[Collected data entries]
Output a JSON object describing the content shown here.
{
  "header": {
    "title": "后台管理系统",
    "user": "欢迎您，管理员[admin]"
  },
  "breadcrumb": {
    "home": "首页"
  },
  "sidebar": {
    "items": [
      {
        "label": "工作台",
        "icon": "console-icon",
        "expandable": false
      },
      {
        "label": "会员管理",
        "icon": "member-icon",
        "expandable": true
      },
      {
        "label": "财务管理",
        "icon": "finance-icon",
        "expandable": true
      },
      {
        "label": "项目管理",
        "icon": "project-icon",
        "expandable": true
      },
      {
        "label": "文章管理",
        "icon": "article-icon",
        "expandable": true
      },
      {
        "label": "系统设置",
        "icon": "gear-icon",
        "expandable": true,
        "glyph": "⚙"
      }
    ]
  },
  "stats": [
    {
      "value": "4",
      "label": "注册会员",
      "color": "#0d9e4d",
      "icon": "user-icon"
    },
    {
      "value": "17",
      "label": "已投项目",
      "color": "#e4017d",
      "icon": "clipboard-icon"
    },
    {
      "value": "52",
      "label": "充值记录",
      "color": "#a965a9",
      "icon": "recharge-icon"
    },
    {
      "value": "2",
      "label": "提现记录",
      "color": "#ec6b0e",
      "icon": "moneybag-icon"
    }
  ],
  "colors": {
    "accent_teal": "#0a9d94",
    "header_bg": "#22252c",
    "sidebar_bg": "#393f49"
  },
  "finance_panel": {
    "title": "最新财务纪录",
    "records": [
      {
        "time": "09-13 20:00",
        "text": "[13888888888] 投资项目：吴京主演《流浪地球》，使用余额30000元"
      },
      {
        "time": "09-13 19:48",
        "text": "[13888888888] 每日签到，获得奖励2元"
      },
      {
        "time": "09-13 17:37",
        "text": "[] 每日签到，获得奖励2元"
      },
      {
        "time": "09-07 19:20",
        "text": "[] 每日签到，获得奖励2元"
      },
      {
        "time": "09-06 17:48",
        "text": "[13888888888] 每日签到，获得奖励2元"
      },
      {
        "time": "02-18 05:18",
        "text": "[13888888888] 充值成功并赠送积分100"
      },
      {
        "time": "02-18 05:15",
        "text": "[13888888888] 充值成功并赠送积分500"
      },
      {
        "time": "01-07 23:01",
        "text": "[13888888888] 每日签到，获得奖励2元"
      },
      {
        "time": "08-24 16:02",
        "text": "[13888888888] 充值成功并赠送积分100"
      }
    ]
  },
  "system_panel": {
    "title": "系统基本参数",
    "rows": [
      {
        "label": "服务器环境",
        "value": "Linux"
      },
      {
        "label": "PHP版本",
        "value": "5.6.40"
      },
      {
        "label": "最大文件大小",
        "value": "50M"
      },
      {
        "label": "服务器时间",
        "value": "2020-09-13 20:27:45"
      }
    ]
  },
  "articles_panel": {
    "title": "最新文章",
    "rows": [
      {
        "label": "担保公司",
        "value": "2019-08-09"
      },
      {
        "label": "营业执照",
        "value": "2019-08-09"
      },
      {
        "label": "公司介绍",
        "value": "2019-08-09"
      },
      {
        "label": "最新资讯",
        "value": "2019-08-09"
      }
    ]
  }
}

## Objective
Transcribe the entire listing above precisely.

## Response to the exercise
Output a JSON object describing the content shown here.
{
  "header": {
    "title": "后台管理系统",
    "user": "欢迎您，管理员[admin]"
  },
  "breadcrumb": {
    "home": "首页"
  },
  "sidebar": {
    "items": [
      {
        "label": "工作台",
        "icon": "console-icon",
        "expandable": false
      },
      {
        "label": "会员管理",
        "icon": "member-icon",
        "expandable": true
      },
      {
        "label": "财务管理",
        "icon": "finance-icon",
        "expandable": true
      },
      {
        "label": "项目管理",
        "icon": "project-icon",
        "expandable": true
      },
      {
        "label": "文章管理",
        "icon": "article-icon",
        "expandable": true
      },
      {
        "label": "系统设置",
        "icon": "gear-icon",
        "expandable": true,
        "glyph": "⚙"
      }
    ]
  },
  "stats": [
    {
      "value": "4",
      "label": "注册会员",
      "color": "#0d9e4d",
      "icon": "user-icon"
    },
    {
      "value": "17",
      "label": "已投项目",
      "color": "#e4017d",
      "icon": "clipboard-icon"
    },
    {
      "value": "52",
      "label": "充值记录",
      "color": "#a965a9",
      "icon": "recharge-icon"
    },
    {
      "value": "2",
      "label": "提现记录",
      "color": "#ec6b0e",
      "icon": "moneybag-icon"
    }
  ],
  "colors": {
    "accent_teal": "#0a9d94",
    "header_bg": "#22252c",
    "sidebar_bg": "#393f49"
  },
  "finance_panel": {
    "title": "最新财务纪录",
    "records": [
      {
        "time": "09-13 20:00",
        "text": "[13888888888] 投资项目：吴京主演《流浪地球》，使用余额30000元"
      },
      {
        "time": "09-13 19:48",
        "text": "[13888888888] 每日签到，获得奖励2元"
      },
      {
        "time": "09-13 17:37",
        "text": "[] 每日签到，获得奖励2元"
      },
      {
        "time": "09-07 19:20",
        "text": "[] 每日签到，获得奖励2元"
      },
      {
        "time": "09-06 17:48",
        "text": "[13888888888] 每日签到，获得奖励2元"
      },
      {
        "time": "02-18 05:18",
        "text": "[13888888888] 充值成功并赠送积分100"
      },
      {
        "time": "02-18 05:15",
        "text": "[13888888888] 充值成功并赠送积分500"
      },
      {
        "time": "01-07 23:01",
        "text": "[13888888888] 每日签到，获得奖励2元"
      },
      {
        "time": "08-24 16:02",
        "text": "[13888888888] 充值成功并赠送积分100"
      }
    ]
  },
  "system_panel": {
    "title": "系统基本参数",
    "rows": [
      {
        "label": "服务器环境",
        "value": "Linux"
      },
      {
        "label": "PHP版本",
        "value": "5.6.40"
      },
      {
        "label": "最大文件大小",
        "value": "50M"
      },
      {
        "label": "服务器时间",
        "value": "2020-09-13 20:27:45"
      }
    ]
  },
  "articles_panel": {
    "title": "最新文章",
    "rows": [
      {
        "label": "担保公司",
        "value": "2019-08-09"
      },
      {
        "label": "营业执照",
        "value": "2019-08-09"
      },
      {
        "label": "公司介绍",
        "value": "2019-08-09"
      },
      {
        "label": "最新资讯",
        "value": "2019-08-09"
      }
    ]
  }
}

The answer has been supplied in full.